- Required task -
Among the entries, which lines carry the string "collo"? Copy each of them.

[Dataset records]
>>>

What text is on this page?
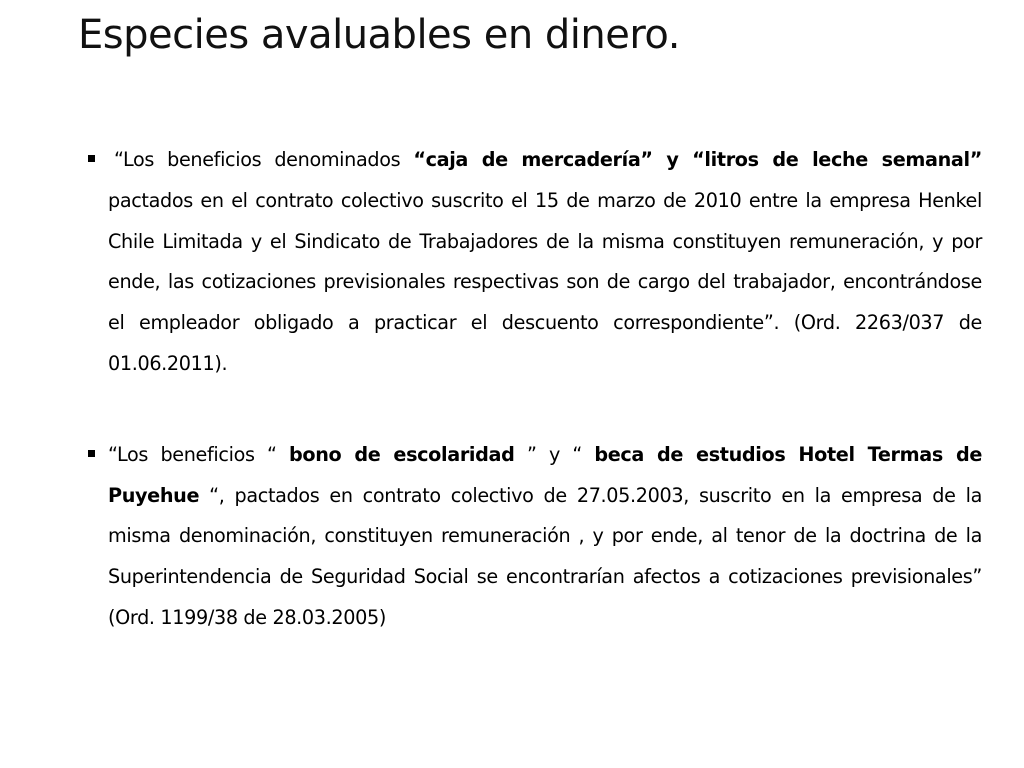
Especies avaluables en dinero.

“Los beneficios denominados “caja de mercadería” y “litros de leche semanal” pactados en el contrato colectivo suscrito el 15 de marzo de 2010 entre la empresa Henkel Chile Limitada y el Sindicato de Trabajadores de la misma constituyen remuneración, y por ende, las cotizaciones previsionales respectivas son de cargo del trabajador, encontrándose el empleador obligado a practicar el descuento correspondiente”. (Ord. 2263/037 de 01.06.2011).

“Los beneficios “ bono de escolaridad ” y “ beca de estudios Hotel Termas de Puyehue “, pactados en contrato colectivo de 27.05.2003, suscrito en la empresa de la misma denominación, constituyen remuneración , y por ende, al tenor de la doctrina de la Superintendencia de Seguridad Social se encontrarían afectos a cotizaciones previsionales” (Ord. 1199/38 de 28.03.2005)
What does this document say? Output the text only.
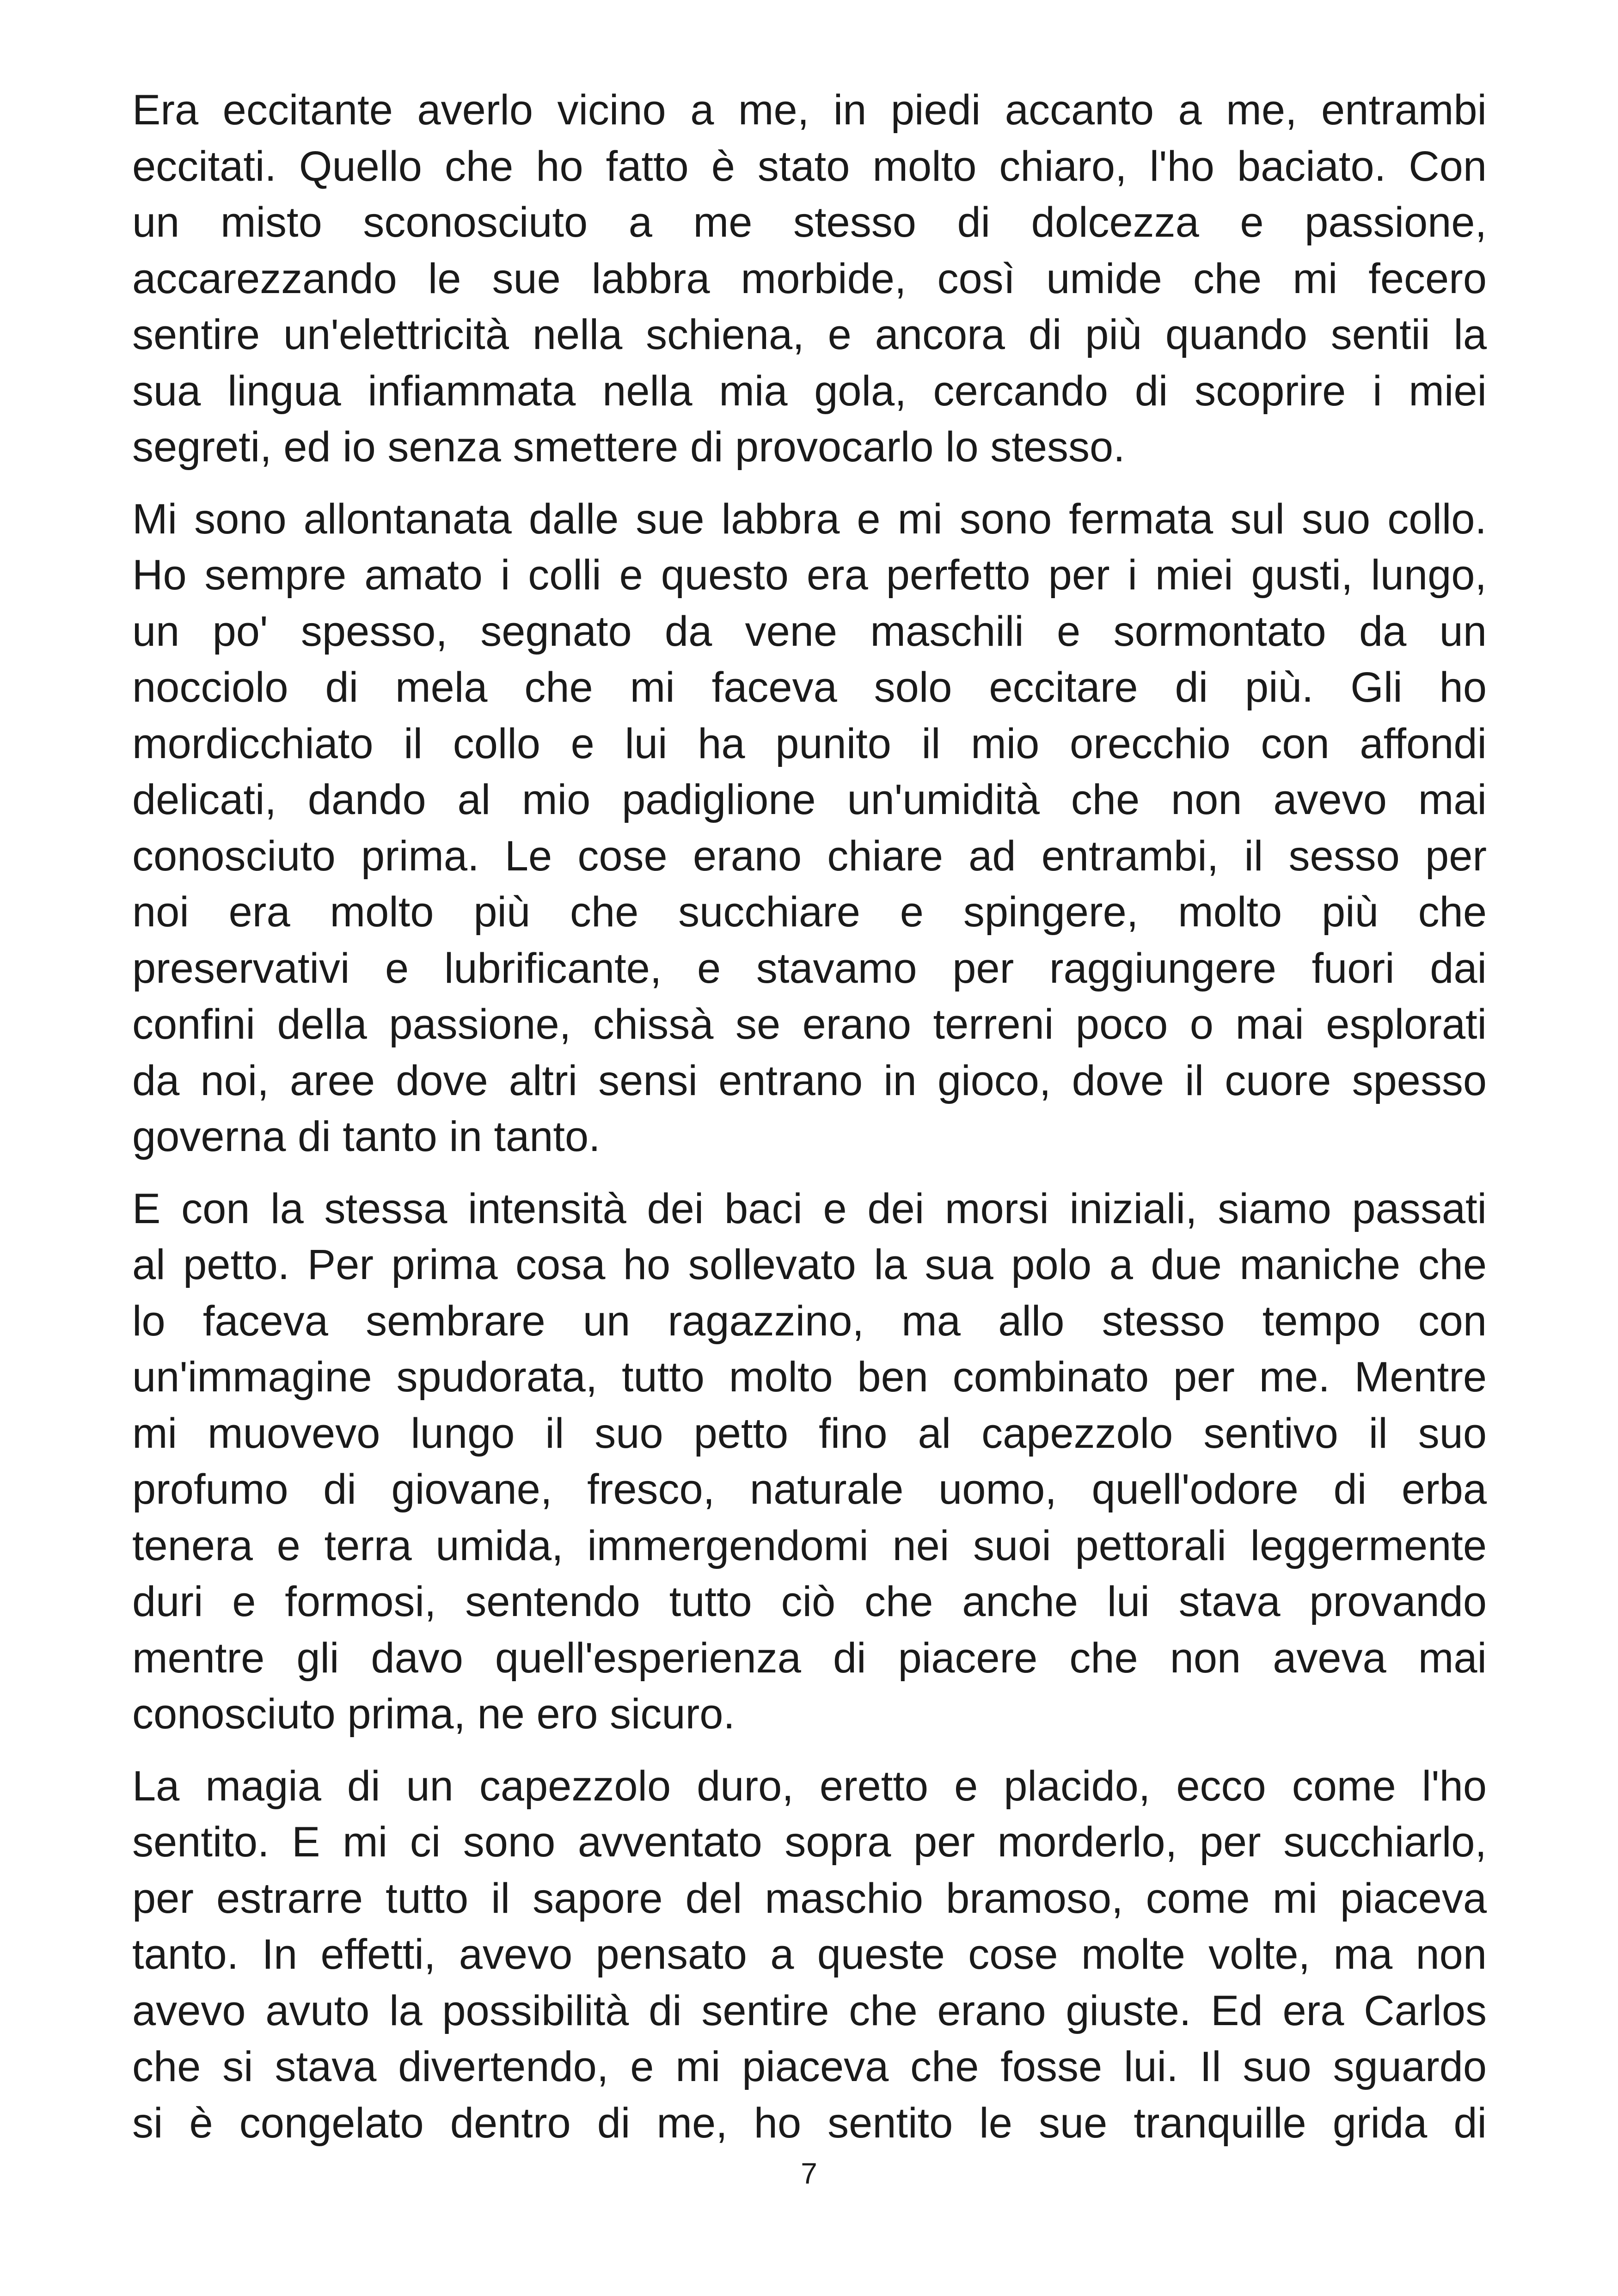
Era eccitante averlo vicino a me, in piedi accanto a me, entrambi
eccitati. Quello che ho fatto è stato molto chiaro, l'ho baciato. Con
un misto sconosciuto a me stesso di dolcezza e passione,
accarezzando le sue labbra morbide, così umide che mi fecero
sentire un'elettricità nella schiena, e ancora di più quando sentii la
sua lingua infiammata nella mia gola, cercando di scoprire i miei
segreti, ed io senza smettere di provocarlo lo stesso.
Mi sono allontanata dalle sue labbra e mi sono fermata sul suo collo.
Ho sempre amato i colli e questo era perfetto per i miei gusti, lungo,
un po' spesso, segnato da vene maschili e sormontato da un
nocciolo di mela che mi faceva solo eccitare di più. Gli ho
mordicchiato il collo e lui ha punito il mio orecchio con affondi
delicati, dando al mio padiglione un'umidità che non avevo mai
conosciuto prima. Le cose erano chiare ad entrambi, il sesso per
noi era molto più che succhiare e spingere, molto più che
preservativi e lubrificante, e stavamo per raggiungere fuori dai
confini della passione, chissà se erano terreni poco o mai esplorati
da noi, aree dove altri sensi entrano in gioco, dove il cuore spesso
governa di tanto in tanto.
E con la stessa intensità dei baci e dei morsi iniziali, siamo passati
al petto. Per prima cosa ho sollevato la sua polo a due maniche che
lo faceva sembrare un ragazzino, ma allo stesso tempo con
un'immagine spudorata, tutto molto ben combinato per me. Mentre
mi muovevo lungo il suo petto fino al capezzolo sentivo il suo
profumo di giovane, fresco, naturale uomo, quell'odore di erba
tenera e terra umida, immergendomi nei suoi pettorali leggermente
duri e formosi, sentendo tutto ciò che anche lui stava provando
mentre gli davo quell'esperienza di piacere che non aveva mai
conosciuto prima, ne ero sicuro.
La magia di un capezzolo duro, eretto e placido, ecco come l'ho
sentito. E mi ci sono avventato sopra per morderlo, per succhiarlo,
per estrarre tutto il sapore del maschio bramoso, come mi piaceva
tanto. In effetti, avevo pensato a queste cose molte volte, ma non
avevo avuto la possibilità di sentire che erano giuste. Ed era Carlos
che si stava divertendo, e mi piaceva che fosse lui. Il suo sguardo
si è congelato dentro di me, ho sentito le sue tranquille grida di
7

<<<
>>>

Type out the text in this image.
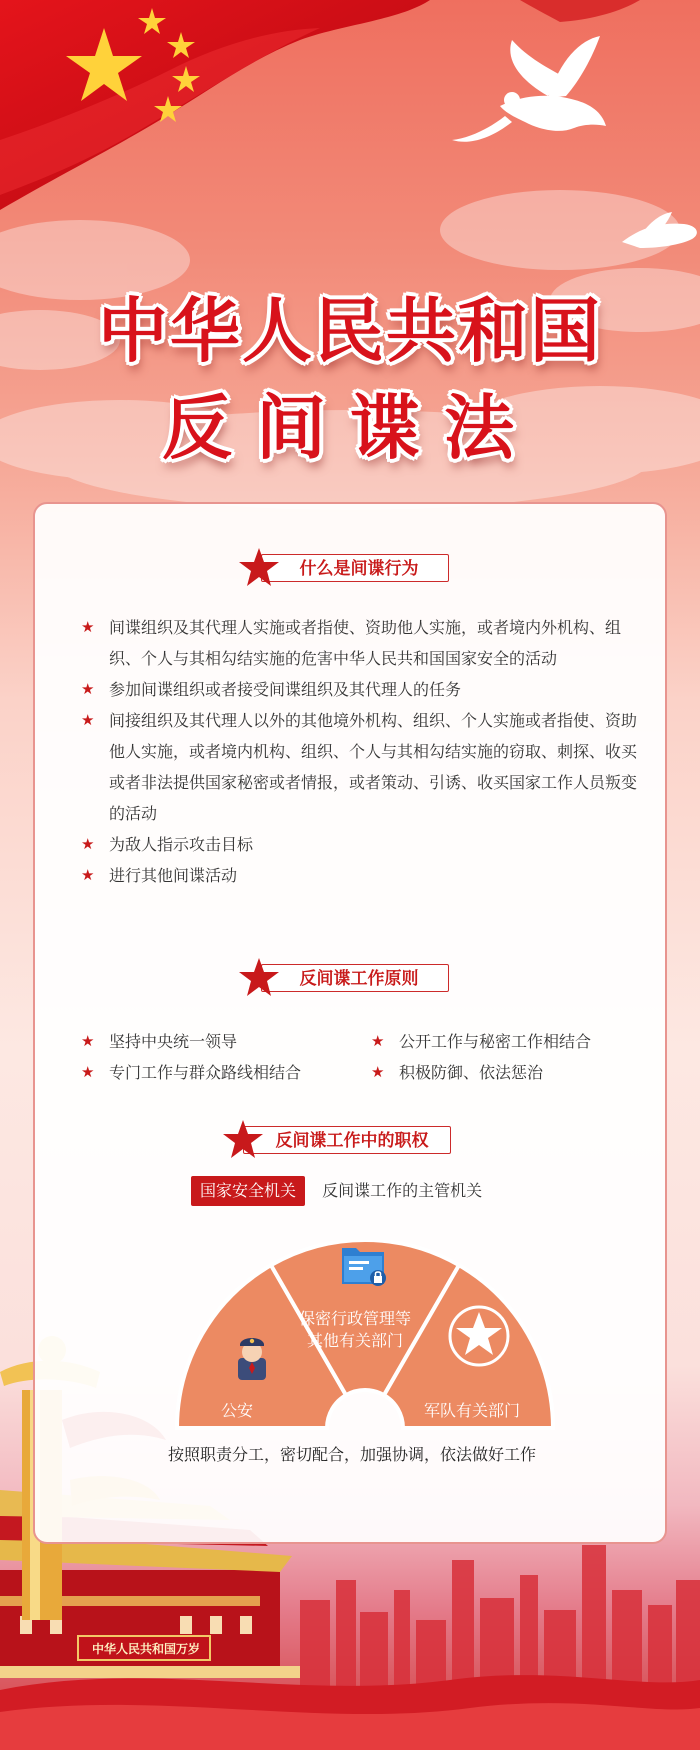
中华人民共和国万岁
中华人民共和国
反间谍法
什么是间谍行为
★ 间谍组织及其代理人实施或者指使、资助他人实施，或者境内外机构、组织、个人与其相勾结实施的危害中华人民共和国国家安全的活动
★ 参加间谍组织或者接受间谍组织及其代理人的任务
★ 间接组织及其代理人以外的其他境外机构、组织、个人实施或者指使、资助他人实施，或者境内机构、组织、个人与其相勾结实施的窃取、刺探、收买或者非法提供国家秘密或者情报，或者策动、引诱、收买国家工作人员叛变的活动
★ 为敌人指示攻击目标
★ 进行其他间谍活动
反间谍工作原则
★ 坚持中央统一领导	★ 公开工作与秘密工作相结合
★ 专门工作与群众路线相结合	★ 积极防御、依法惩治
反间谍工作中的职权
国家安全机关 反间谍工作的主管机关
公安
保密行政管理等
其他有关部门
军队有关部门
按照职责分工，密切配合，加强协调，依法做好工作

<<<

- Output of the exercise -
Mi sono allontanata dalle sue labbra e mi sono fermata sul suo collo.
mordicchiato il collo e lui ha punito il mio orecchio con affondi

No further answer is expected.